§ Work to be completed: Copy every line of the records below where the word "Range" occurs.

— START —

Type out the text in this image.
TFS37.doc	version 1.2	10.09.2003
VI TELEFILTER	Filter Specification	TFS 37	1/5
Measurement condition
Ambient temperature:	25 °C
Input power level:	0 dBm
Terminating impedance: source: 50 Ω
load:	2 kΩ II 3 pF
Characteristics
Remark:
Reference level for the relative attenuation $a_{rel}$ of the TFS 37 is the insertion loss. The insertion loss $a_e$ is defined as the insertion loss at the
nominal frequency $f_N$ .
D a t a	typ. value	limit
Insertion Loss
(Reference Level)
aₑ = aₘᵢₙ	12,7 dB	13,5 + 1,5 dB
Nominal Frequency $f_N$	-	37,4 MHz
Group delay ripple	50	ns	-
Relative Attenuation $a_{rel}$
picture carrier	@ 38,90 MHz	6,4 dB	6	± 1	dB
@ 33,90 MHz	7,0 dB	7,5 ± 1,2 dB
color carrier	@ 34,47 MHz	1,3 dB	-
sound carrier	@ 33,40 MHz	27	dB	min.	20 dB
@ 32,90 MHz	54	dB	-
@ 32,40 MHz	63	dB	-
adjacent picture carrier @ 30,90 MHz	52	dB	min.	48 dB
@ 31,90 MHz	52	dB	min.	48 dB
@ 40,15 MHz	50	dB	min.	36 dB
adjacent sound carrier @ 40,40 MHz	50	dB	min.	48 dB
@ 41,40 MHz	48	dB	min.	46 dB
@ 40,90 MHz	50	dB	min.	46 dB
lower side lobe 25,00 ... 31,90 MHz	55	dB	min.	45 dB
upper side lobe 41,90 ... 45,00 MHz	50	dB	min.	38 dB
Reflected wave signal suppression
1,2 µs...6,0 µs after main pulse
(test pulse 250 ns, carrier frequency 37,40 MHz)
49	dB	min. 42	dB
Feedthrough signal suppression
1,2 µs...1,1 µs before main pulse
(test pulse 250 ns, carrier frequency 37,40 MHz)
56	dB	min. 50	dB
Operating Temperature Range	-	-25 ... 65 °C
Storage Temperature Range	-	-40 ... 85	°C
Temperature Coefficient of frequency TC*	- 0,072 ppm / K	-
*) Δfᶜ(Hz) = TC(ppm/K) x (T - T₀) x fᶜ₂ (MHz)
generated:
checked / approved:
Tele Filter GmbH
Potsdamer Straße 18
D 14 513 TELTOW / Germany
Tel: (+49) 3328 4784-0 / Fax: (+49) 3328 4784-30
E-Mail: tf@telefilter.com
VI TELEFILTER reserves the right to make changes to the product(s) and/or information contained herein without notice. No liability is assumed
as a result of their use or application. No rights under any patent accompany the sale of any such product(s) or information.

— END —

§ Exercise answer:
Operating Temperature Range	-	-25 ... 65 °C
Storage Temperature Range	-	-40 ... 85	°C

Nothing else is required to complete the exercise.